— start of Supplied information —

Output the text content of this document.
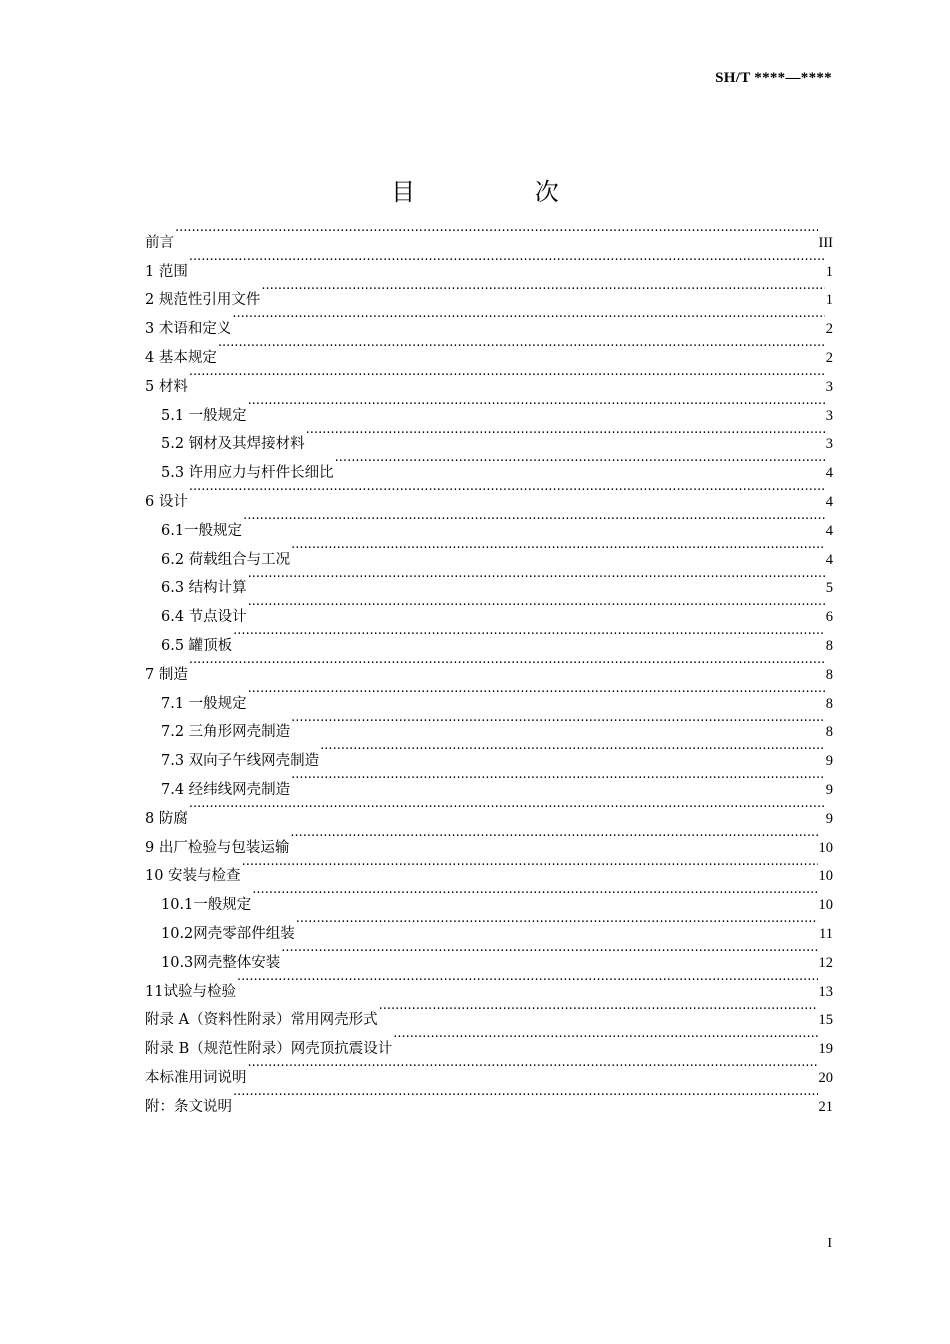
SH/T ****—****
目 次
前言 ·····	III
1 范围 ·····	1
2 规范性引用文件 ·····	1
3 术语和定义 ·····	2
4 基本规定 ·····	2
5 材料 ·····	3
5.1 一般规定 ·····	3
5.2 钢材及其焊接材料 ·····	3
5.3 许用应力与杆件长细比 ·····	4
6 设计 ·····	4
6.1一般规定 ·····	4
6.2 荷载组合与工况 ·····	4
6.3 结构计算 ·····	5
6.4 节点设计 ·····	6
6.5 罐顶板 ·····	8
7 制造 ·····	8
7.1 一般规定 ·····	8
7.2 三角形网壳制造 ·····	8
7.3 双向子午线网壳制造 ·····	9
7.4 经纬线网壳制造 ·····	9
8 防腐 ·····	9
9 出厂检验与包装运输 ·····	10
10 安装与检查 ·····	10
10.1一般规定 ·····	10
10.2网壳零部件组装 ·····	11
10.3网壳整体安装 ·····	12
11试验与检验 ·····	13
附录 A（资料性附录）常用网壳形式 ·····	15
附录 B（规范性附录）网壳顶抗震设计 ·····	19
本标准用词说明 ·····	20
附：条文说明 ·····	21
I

— end of Supplied information —

Exercise:
Copy the records exactly as they appear, excluding images.

Task result:
Output the text content of this document.
SH/T ****—****
目 次
前言 ·····	III
1 范围 ·····	1
2 规范性引用文件 ·····	1
3 术语和定义 ·····	2
4 基本规定 ·····	2
5 材料 ·····	3
5.1 一般规定 ·····	3
5.2 钢材及其焊接材料 ·····	3
5.3 许用应力与杆件长细比 ·····	4
6 设计 ·····	4
6.1一般规定 ·····	4
6.2 荷载组合与工况 ·····	4
6.3 结构计算 ·····	5
6.4 节点设计 ·····	6
6.5 罐顶板 ·····	8
7 制造 ·····	8
7.1 一般规定 ·····	8
7.2 三角形网壳制造 ·····	8
7.3 双向子午线网壳制造 ·····	9
7.4 经纬线网壳制造 ·····	9
8 防腐 ·····	9
9 出厂检验与包装运输 ·····	10
10 安装与检查 ·····	10
10.1一般规定 ·····	10
10.2网壳零部件组装 ·····	11
10.3网壳整体安装 ·····	12
11试验与检验 ·····	13
附录 A（资料性附录）常用网壳形式 ·····	15
附录 B（规范性附录）网壳顶抗震设计 ·····	19
本标准用词说明 ·····	20
附：条文说明 ·····	21
I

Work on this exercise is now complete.